[Data entries]
+++

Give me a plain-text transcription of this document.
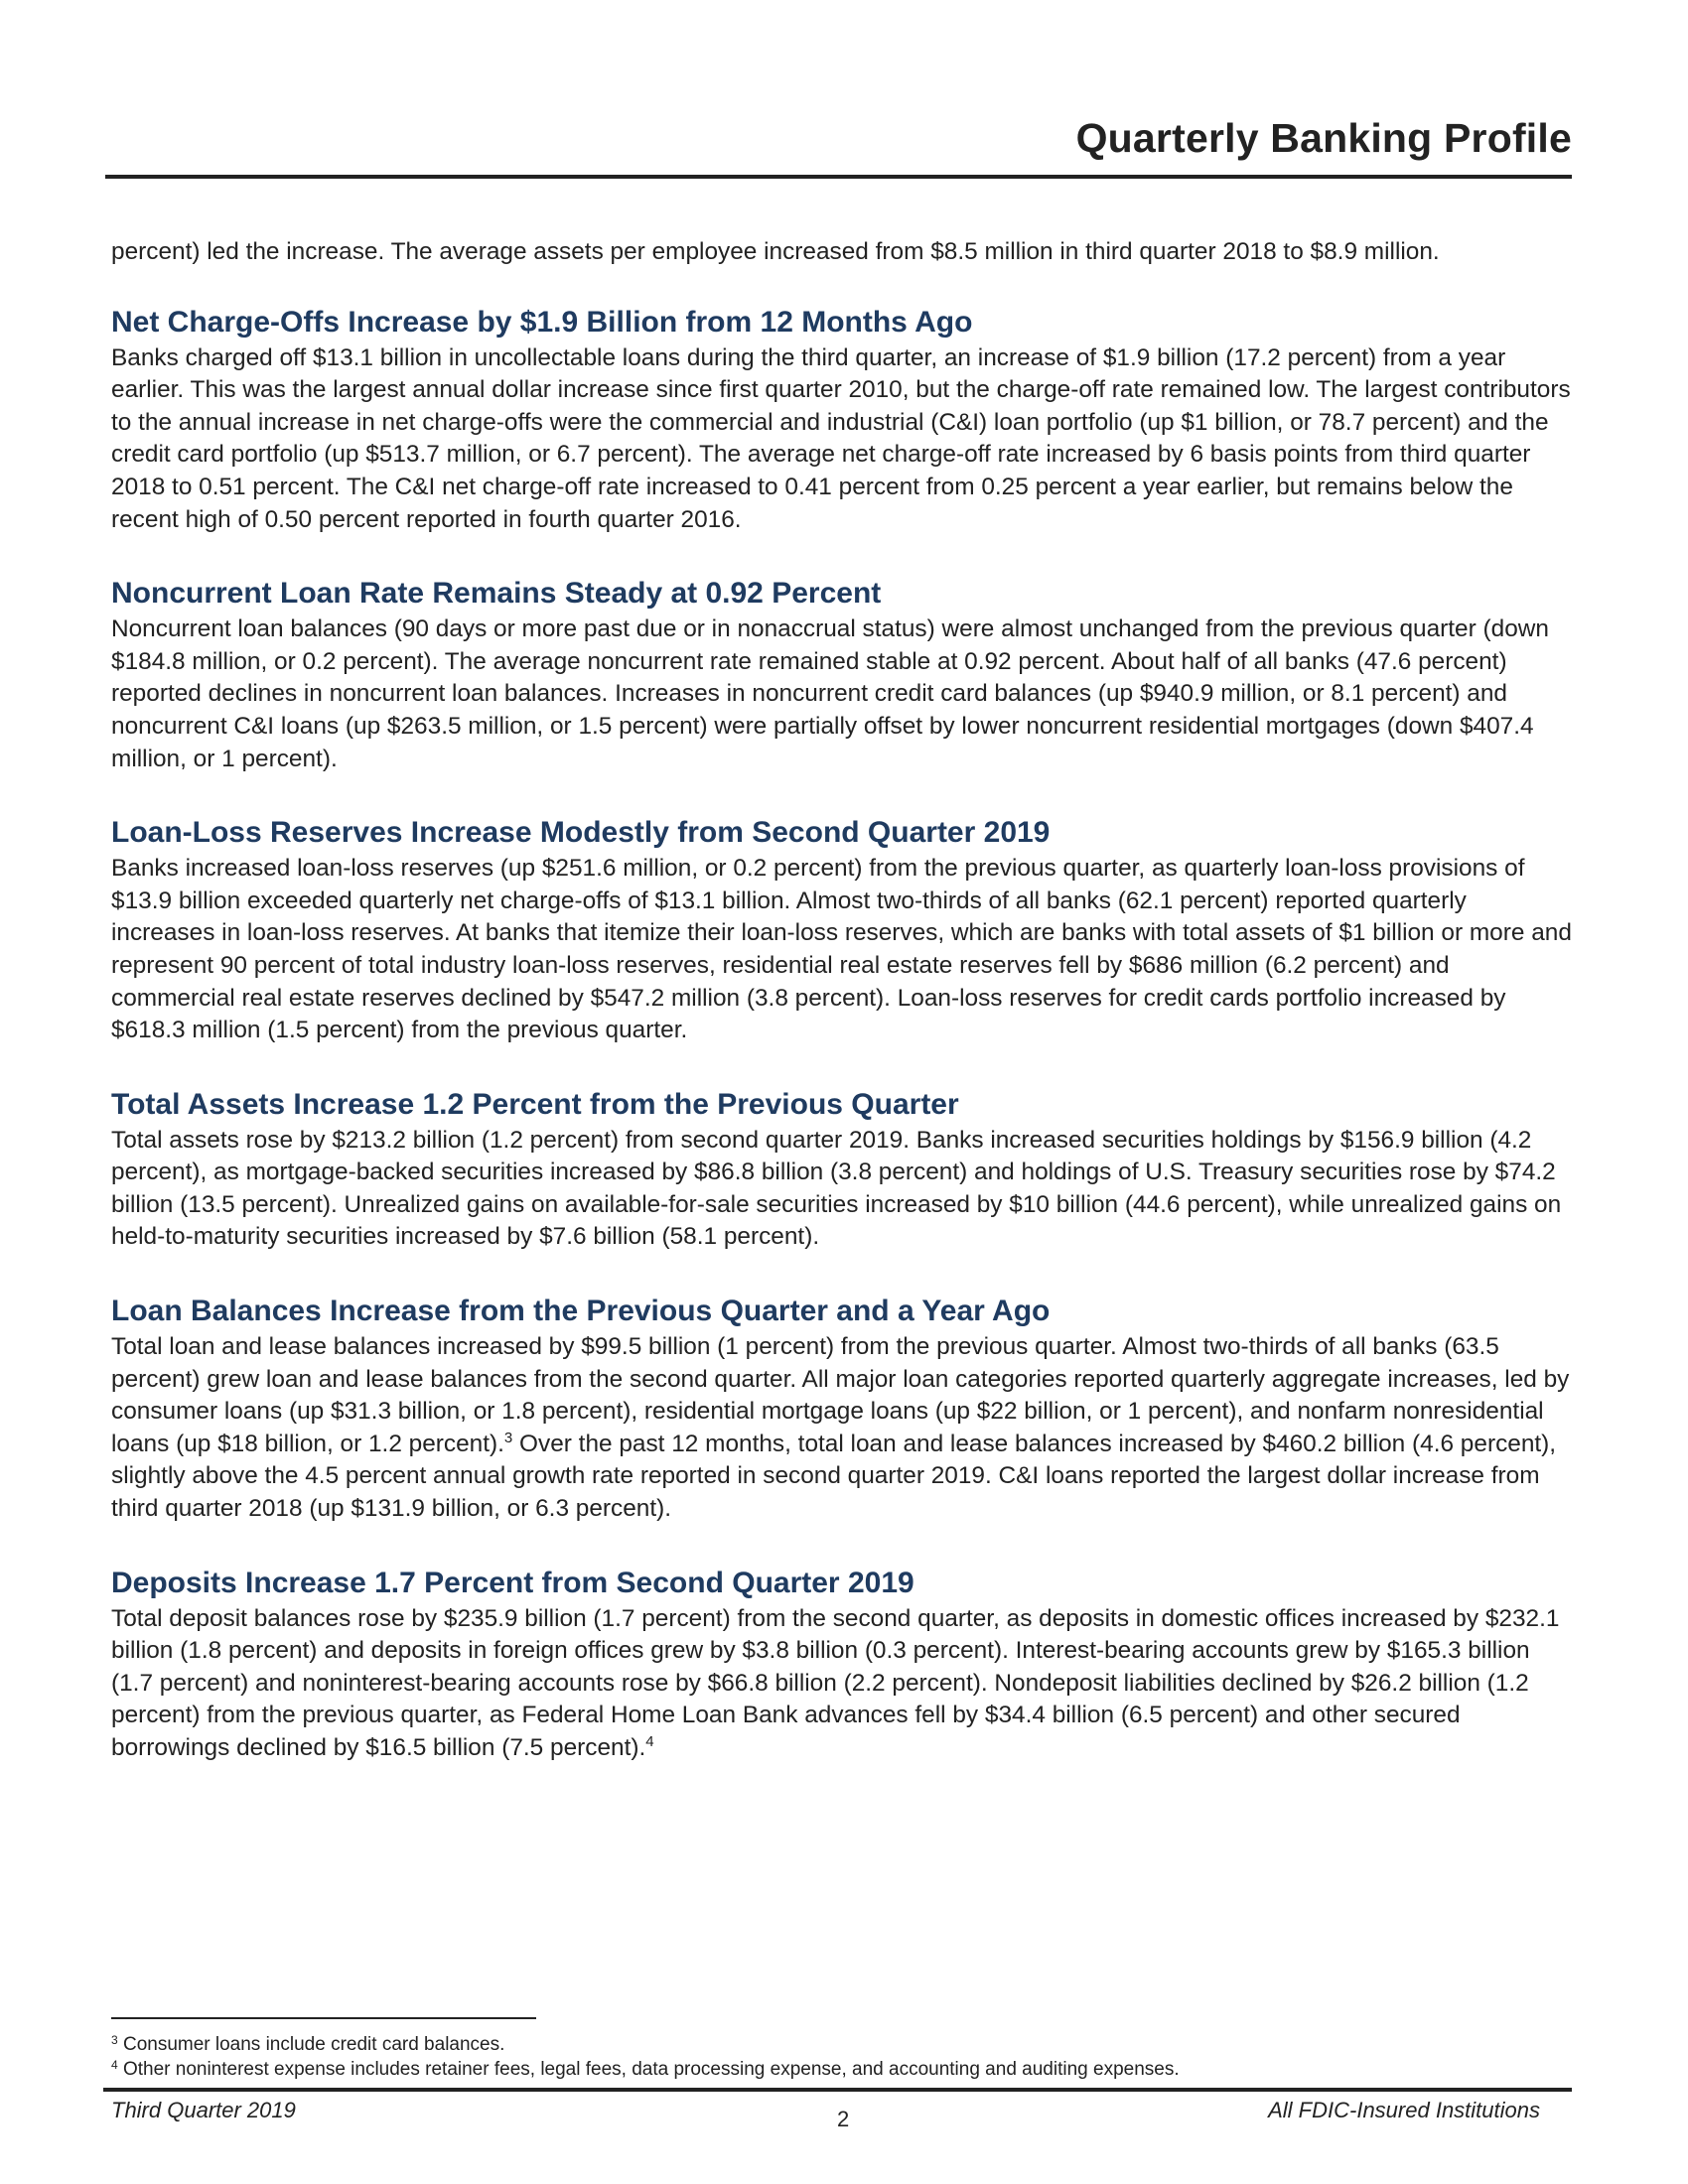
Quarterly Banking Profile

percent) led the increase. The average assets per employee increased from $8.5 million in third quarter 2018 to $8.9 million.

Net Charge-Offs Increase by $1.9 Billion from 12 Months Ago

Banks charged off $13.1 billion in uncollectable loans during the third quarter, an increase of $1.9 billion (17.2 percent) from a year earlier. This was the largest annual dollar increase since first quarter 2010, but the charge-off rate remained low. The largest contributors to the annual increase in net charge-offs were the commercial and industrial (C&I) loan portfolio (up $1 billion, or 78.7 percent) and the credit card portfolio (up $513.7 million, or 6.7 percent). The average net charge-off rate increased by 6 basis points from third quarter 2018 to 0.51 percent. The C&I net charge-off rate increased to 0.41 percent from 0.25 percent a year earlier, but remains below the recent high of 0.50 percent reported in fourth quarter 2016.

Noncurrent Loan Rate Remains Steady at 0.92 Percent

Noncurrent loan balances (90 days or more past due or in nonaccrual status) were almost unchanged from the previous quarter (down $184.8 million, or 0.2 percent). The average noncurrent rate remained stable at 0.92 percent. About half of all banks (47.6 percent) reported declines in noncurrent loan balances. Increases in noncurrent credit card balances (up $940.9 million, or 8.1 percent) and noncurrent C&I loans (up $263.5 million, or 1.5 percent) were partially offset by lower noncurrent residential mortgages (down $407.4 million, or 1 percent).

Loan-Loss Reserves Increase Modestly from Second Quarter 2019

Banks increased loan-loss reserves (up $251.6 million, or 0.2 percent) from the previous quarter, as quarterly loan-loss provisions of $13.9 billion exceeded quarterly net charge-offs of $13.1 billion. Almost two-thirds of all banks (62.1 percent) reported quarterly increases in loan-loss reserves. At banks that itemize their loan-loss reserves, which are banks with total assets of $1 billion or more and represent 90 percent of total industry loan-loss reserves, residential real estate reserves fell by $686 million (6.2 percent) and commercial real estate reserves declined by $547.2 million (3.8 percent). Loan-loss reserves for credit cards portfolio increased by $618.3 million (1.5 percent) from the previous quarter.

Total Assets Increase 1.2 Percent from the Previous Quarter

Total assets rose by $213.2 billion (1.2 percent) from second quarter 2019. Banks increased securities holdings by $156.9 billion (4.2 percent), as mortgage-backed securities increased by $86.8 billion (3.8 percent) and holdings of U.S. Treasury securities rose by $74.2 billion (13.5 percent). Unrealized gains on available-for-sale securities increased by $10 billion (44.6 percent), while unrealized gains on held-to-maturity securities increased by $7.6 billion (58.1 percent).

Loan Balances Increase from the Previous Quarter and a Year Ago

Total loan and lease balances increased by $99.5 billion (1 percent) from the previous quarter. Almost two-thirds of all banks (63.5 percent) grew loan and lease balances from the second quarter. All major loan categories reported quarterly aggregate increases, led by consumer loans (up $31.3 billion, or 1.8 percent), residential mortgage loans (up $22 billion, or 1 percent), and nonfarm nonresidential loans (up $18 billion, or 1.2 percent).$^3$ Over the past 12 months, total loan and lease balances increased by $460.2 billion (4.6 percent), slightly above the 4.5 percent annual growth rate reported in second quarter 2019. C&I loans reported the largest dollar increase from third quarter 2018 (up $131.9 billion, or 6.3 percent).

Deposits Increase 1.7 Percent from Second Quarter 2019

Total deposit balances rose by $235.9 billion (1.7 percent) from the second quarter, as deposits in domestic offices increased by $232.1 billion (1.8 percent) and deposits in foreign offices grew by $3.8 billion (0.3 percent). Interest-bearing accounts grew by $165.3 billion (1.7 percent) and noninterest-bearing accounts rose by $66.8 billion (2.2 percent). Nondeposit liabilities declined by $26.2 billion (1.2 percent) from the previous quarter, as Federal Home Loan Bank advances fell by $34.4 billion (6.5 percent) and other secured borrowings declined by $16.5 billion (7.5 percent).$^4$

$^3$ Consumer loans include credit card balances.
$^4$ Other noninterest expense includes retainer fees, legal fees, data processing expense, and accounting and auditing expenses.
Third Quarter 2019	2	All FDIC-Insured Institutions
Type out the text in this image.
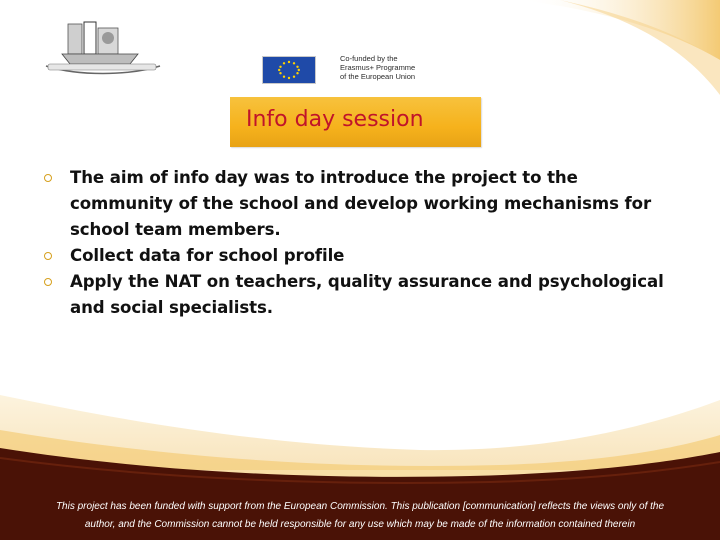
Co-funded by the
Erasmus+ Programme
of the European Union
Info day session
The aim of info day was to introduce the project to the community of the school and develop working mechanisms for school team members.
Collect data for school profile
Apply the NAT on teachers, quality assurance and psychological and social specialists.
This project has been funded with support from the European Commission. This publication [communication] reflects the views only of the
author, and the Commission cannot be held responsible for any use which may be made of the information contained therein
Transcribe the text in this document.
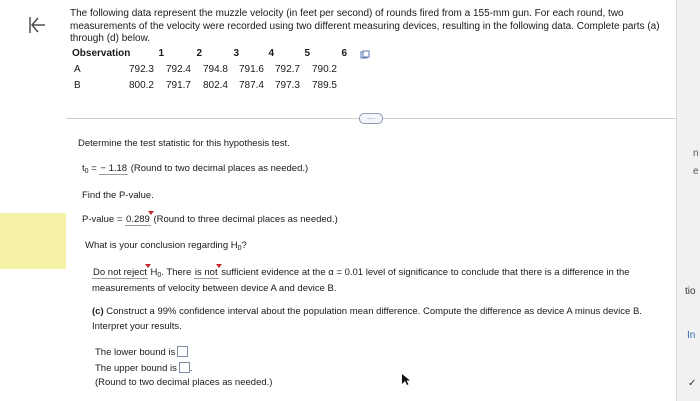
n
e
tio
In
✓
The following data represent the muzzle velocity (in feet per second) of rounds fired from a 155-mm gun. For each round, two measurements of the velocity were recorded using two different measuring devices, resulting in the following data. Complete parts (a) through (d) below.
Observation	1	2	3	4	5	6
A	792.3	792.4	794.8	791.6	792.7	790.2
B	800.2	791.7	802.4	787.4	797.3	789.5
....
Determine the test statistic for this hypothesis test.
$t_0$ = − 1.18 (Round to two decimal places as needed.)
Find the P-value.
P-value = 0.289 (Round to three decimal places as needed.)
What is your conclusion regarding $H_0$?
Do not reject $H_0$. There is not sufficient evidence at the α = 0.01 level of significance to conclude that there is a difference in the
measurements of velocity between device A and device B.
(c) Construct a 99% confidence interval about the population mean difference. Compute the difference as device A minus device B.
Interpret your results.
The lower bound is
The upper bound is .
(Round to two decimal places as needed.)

+++

--- WRITTEN REQUEST ---
Omit all pictures and write out, exactly, only the lines from the line containing "Type out the text in this image." through the last line of the entries above.

--- REPLY ---
Type out the text in this image.
Co-funded by the
Erasmus+ Programme
of the European Union
Info day session
The aim of info day was to introduce the project to the community of the school and develop working mechanisms for school team members.
Collect data for school profile
Apply the NAT on teachers, quality assurance and psychological and social specialists.
This project has been funded with support from the European Commission. This publication [communication] reflects the views only of the
author, and the Commission cannot be held responsible for any use which may be made of the information contained therein
Transcribe the text in this document.
n
e
tio
In
✓
The following data represent the muzzle velocity (in feet per second) of rounds fired from a 155-mm gun. For each round, two measurements of the velocity were recorded using two different measuring devices, resulting in the following data. Complete parts (a) through (d) below.
Observation	1	2	3	4	5	6
A	792.3	792.4	794.8	791.6	792.7	790.2
B	800.2	791.7	802.4	787.4	797.3	789.5
....
Determine the test statistic for this hypothesis test.
$t_0$ = − 1.18 (Round to two decimal places as needed.)
Find the P-value.
P-value = 0.289 (Round to three decimal places as needed.)
What is your conclusion regarding $H_0$?
Do not reject $H_0$. There is not sufficient evidence at the α = 0.01 level of significance to conclude that there is a difference in the
measurements of velocity between device A and device B.
(c) Construct a 99% confidence interval about the population mean difference. Compute the difference as device A minus device B.
Interpret your results.
The lower bound is
The upper bound is .
(Round to two decimal places as needed.)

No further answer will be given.